**Objective:**
Copy every line from the records below that holds the word "Safety".

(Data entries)
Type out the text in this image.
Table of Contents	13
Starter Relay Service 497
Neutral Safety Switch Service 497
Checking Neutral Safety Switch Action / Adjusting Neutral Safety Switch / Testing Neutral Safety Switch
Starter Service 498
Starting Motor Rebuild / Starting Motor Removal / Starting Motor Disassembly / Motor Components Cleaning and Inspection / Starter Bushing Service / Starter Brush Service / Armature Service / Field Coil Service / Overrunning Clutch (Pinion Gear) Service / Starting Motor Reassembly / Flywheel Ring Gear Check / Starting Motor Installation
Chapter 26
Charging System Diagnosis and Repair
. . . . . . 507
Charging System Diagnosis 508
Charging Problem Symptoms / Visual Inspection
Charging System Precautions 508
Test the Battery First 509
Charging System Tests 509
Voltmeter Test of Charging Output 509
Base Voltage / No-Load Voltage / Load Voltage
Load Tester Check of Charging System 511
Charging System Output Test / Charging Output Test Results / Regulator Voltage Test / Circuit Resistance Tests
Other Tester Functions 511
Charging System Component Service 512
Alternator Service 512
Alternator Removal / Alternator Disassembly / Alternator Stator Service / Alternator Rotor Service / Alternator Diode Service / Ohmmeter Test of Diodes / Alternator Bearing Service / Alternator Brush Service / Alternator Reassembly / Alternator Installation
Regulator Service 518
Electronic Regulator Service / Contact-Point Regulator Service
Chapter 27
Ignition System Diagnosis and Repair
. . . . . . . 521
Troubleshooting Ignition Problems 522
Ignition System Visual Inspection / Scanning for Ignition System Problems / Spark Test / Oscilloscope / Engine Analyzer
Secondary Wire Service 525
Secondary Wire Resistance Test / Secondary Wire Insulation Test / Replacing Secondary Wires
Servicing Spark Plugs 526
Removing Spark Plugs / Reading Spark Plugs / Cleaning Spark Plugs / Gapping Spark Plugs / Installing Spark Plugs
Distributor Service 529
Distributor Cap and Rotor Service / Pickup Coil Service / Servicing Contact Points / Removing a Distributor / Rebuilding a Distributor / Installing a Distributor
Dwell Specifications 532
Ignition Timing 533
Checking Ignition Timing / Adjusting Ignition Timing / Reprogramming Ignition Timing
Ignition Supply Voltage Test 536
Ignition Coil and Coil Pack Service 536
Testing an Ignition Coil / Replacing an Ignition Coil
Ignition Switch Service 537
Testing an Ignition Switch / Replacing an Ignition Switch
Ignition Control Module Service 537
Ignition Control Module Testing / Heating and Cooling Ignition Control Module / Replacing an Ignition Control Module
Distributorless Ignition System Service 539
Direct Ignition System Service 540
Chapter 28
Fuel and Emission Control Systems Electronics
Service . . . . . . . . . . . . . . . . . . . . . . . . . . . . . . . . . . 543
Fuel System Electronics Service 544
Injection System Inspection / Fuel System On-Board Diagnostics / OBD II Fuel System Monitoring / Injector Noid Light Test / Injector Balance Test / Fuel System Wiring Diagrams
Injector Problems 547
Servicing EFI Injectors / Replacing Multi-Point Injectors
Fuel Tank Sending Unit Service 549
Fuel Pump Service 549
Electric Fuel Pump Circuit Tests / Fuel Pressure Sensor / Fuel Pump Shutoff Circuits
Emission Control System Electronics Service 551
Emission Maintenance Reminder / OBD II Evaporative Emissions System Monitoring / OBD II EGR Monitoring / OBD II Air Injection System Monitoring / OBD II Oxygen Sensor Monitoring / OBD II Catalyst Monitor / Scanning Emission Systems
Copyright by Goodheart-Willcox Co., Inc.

**Solution:**
Neutral Safety Switch Service 497
Checking Neutral Safety Switch Action / Adjusting Neutral Safety Switch / Testing Neutral Safety Switch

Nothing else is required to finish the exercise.